**GOAL OF THE EXERCISE**
Exclude all pictures, then copy each of the records exactly as written.
::: RECORDS PROVIDED :::
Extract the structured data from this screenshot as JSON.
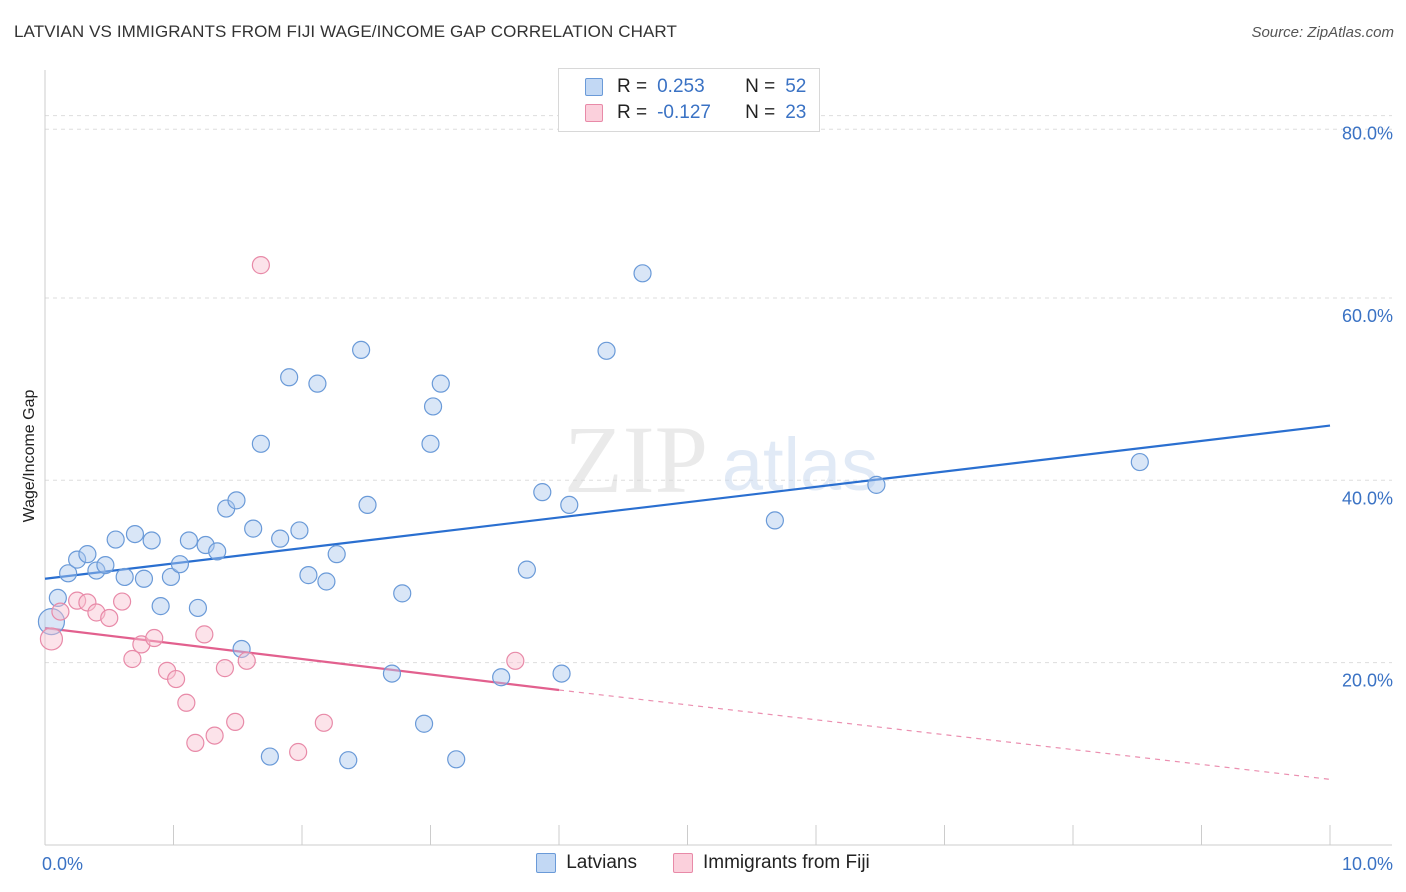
{
  "title": "LATVIAN VS IMMIGRANTS FROM FIJI WAGE/INCOME GAP CORRELATION CHART",
  "source": "Source: ZipAtlas.com",
  "watermark": {
    "zip": "ZIP",
    "atlas": "atlas"
  },
  "legend": {
    "r_label": "R =",
    "n_label": "N =",
    "rows": [
      {
        "r": "0.253",
        "n": "52"
      },
      {
        "r": "-0.127",
        "n": "23"
      }
    ]
  },
  "chart_data": {
    "type": "scatter",
    "title": "LATVIAN VS IMMIGRANTS FROM FIJI WAGE/INCOME GAP CORRELATION CHART",
    "xlabel": "",
    "ylabel": "Wage/Income Gap",
    "xlim": [
      0,
      10
    ],
    "ylim": [
      0,
      85
    ],
    "x_tick_labels": [
      "0.0%",
      "10.0%"
    ],
    "y_ticks": [
      20,
      40,
      60,
      80
    ],
    "y_tick_labels": [
      "20.0%",
      "40.0%",
      "60.0%",
      "80.0%"
    ],
    "grid": true,
    "legend_position": "top-center",
    "series": [
      {
        "name": "Latvians",
        "color": "#aac8ee",
        "edge": "#6a9ad8",
        "trend_color": "#2a6fd0",
        "r": 0.253,
        "n": 52,
        "trend": {
          "x0": 0.0,
          "y0": 29.2,
          "x1": 10.0,
          "y1": 46.0
        },
        "points": [
          [
            0.05,
            24.5
          ],
          [
            0.1,
            27.1
          ],
          [
            0.18,
            29.8
          ],
          [
            0.25,
            31.3
          ],
          [
            0.33,
            31.9
          ],
          [
            0.4,
            30.1
          ],
          [
            0.47,
            30.7
          ],
          [
            0.55,
            33.5
          ],
          [
            0.62,
            29.4
          ],
          [
            0.7,
            34.1
          ],
          [
            0.77,
            29.2
          ],
          [
            0.83,
            33.4
          ],
          [
            0.9,
            26.2
          ],
          [
            0.98,
            29.4
          ],
          [
            1.05,
            30.8
          ],
          [
            1.12,
            33.4
          ],
          [
            1.19,
            26.0
          ],
          [
            1.25,
            32.9
          ],
          [
            1.34,
            32.2
          ],
          [
            1.41,
            36.9
          ],
          [
            1.49,
            37.8
          ],
          [
            1.53,
            21.5
          ],
          [
            1.62,
            34.7
          ],
          [
            1.68,
            44.0
          ],
          [
            1.75,
            9.7
          ],
          [
            1.83,
            33.6
          ],
          [
            1.9,
            51.3
          ],
          [
            1.98,
            34.5
          ],
          [
            2.05,
            29.6
          ],
          [
            2.12,
            50.6
          ],
          [
            2.19,
            28.9
          ],
          [
            2.27,
            31.9
          ],
          [
            2.36,
            9.3
          ],
          [
            2.46,
            54.3
          ],
          [
            2.51,
            37.3
          ],
          [
            2.7,
            18.8
          ],
          [
            2.78,
            27.6
          ],
          [
            2.95,
            13.3
          ],
          [
            3.0,
            44.0
          ],
          [
            3.02,
            48.1
          ],
          [
            3.08,
            50.6
          ],
          [
            3.2,
            9.4
          ],
          [
            3.55,
            18.4
          ],
          [
            3.75,
            30.2
          ],
          [
            3.87,
            38.7
          ],
          [
            4.02,
            18.8
          ],
          [
            4.08,
            37.3
          ],
          [
            4.37,
            54.2
          ],
          [
            4.65,
            62.7
          ],
          [
            5.68,
            35.6
          ],
          [
            6.47,
            39.5
          ],
          [
            8.52,
            42.0
          ]
        ]
      },
      {
        "name": "Immigrants from Fiji",
        "color": "#f9c0d0",
        "edge": "#e88aa8",
        "trend_color": "#e2608e",
        "r": -0.127,
        "n": 23,
        "trend": {
          "x0": 0.0,
          "y0": 23.8,
          "x1": 4.0,
          "y1": 17.0
        },
        "trend_dashed": {
          "x0": 4.0,
          "y0": 17.0,
          "x1": 10.0,
          "y1": 7.2
        },
        "points": [
          [
            0.05,
            22.6
          ],
          [
            0.12,
            25.6
          ],
          [
            0.25,
            26.8
          ],
          [
            0.33,
            26.6
          ],
          [
            0.4,
            25.5
          ],
          [
            0.5,
            24.9
          ],
          [
            0.6,
            26.7
          ],
          [
            0.68,
            20.4
          ],
          [
            0.75,
            22.0
          ],
          [
            0.85,
            22.7
          ],
          [
            0.95,
            19.1
          ],
          [
            1.02,
            18.2
          ],
          [
            1.1,
            15.6
          ],
          [
            1.17,
            11.2
          ],
          [
            1.24,
            23.1
          ],
          [
            1.32,
            12.0
          ],
          [
            1.4,
            19.4
          ],
          [
            1.48,
            13.5
          ],
          [
            1.57,
            20.2
          ],
          [
            1.68,
            63.6
          ],
          [
            1.97,
            10.2
          ],
          [
            2.17,
            13.4
          ],
          [
            3.66,
            20.2
          ]
        ]
      }
    ]
  }
}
:::
**EXERCISE OUTPUT**
Extract the structured data from this screenshot as JSON.
{
  "title": "LATVIAN VS IMMIGRANTS FROM FIJI WAGE/INCOME GAP CORRELATION CHART",
  "source": "Source: ZipAtlas.com",
  "watermark": {
    "zip": "ZIP",
    "atlas": "atlas"
  },
  "legend": {
    "r_label": "R =",
    "n_label": "N =",
    "rows": [
      {
        "r": "0.253",
        "n": "52"
      },
      {
        "r": "-0.127",
        "n": "23"
      }
    ]
  },
  "chart_data": {
    "type": "scatter",
    "title": "LATVIAN VS IMMIGRANTS FROM FIJI WAGE/INCOME GAP CORRELATION CHART",
    "xlabel": "",
    "ylabel": "Wage/Income Gap",
    "xlim": [
      0,
      10
    ],
    "ylim": [
      0,
      85
    ],
    "x_tick_labels": [
      "0.0%",
      "10.0%"
    ],
    "y_ticks": [
      20,
      40,
      60,
      80
    ],
    "y_tick_labels": [
      "20.0%",
      "40.0%",
      "60.0%",
      "80.0%"
    ],
    "grid": true,
    "legend_position": "top-center",
    "series": [
      {
        "name": "Latvians",
        "color": "#aac8ee",
        "edge": "#6a9ad8",
        "trend_color": "#2a6fd0",
        "r": 0.253,
        "n": 52,
        "trend": {
          "x0": 0.0,
          "y0": 29.2,
          "x1": 10.0,
          "y1": 46.0
        },
        "points": [
          [
            0.05,
            24.5
          ],
          [
            0.1,
            27.1
          ],
          [
            0.18,
            29.8
          ],
          [
            0.25,
            31.3
          ],
          [
            0.33,
            31.9
          ],
          [
            0.4,
            30.1
          ],
          [
            0.47,
            30.7
          ],
          [
            0.55,
            33.5
          ],
          [
            0.62,
            29.4
          ],
          [
            0.7,
            34.1
          ],
          [
            0.77,
            29.2
          ],
          [
            0.83,
            33.4
          ],
          [
            0.9,
            26.2
          ],
          [
            0.98,
            29.4
          ],
          [
            1.05,
            30.8
          ],
          [
            1.12,
            33.4
          ],
          [
            1.19,
            26.0
          ],
          [
            1.25,
            32.9
          ],
          [
            1.34,
            32.2
          ],
          [
            1.41,
            36.9
          ],
          [
            1.49,
            37.8
          ],
          [
            1.53,
            21.5
          ],
          [
            1.62,
            34.7
          ],
          [
            1.68,
            44.0
          ],
          [
            1.75,
            9.7
          ],
          [
            1.83,
            33.6
          ],
          [
            1.9,
            51.3
          ],
          [
            1.98,
            34.5
          ],
          [
            2.05,
            29.6
          ],
          [
            2.12,
            50.6
          ],
          [
            2.19,
            28.9
          ],
          [
            2.27,
            31.9
          ],
          [
            2.36,
            9.3
          ],
          [
            2.46,
            54.3
          ],
          [
            2.51,
            37.3
          ],
          [
            2.7,
            18.8
          ],
          [
            2.78,
            27.6
          ],
          [
            2.95,
            13.3
          ],
          [
            3.0,
            44.0
          ],
          [
            3.02,
            48.1
          ],
          [
            3.08,
            50.6
          ],
          [
            3.2,
            9.4
          ],
          [
            3.55,
            18.4
          ],
          [
            3.75,
            30.2
          ],
          [
            3.87,
            38.7
          ],
          [
            4.02,
            18.8
          ],
          [
            4.08,
            37.3
          ],
          [
            4.37,
            54.2
          ],
          [
            4.65,
            62.7
          ],
          [
            5.68,
            35.6
          ],
          [
            6.47,
            39.5
          ],
          [
            8.52,
            42.0
          ]
        ]
      },
      {
        "name": "Immigrants from Fiji",
        "color": "#f9c0d0",
        "edge": "#e88aa8",
        "trend_color": "#e2608e",
        "r": -0.127,
        "n": 23,
        "trend": {
          "x0": 0.0,
          "y0": 23.8,
          "x1": 4.0,
          "y1": 17.0
        },
        "trend_dashed": {
          "x0": 4.0,
          "y0": 17.0,
          "x1": 10.0,
          "y1": 7.2
        },
        "points": [
          [
            0.05,
            22.6
          ],
          [
            0.12,
            25.6
          ],
          [
            0.25,
            26.8
          ],
          [
            0.33,
            26.6
          ],
          [
            0.4,
            25.5
          ],
          [
            0.5,
            24.9
          ],
          [
            0.6,
            26.7
          ],
          [
            0.68,
            20.4
          ],
          [
            0.75,
            22.0
          ],
          [
            0.85,
            22.7
          ],
          [
            0.95,
            19.1
          ],
          [
            1.02,
            18.2
          ],
          [
            1.1,
            15.6
          ],
          [
            1.17,
            11.2
          ],
          [
            1.24,
            23.1
          ],
          [
            1.32,
            12.0
          ],
          [
            1.4,
            19.4
          ],
          [
            1.48,
            13.5
          ],
          [
            1.57,
            20.2
          ],
          [
            1.68,
            63.6
          ],
          [
            1.97,
            10.2
          ],
          [
            2.17,
            13.4
          ],
          [
            3.66,
            20.2
          ]
        ]
      }
    ]
  }
}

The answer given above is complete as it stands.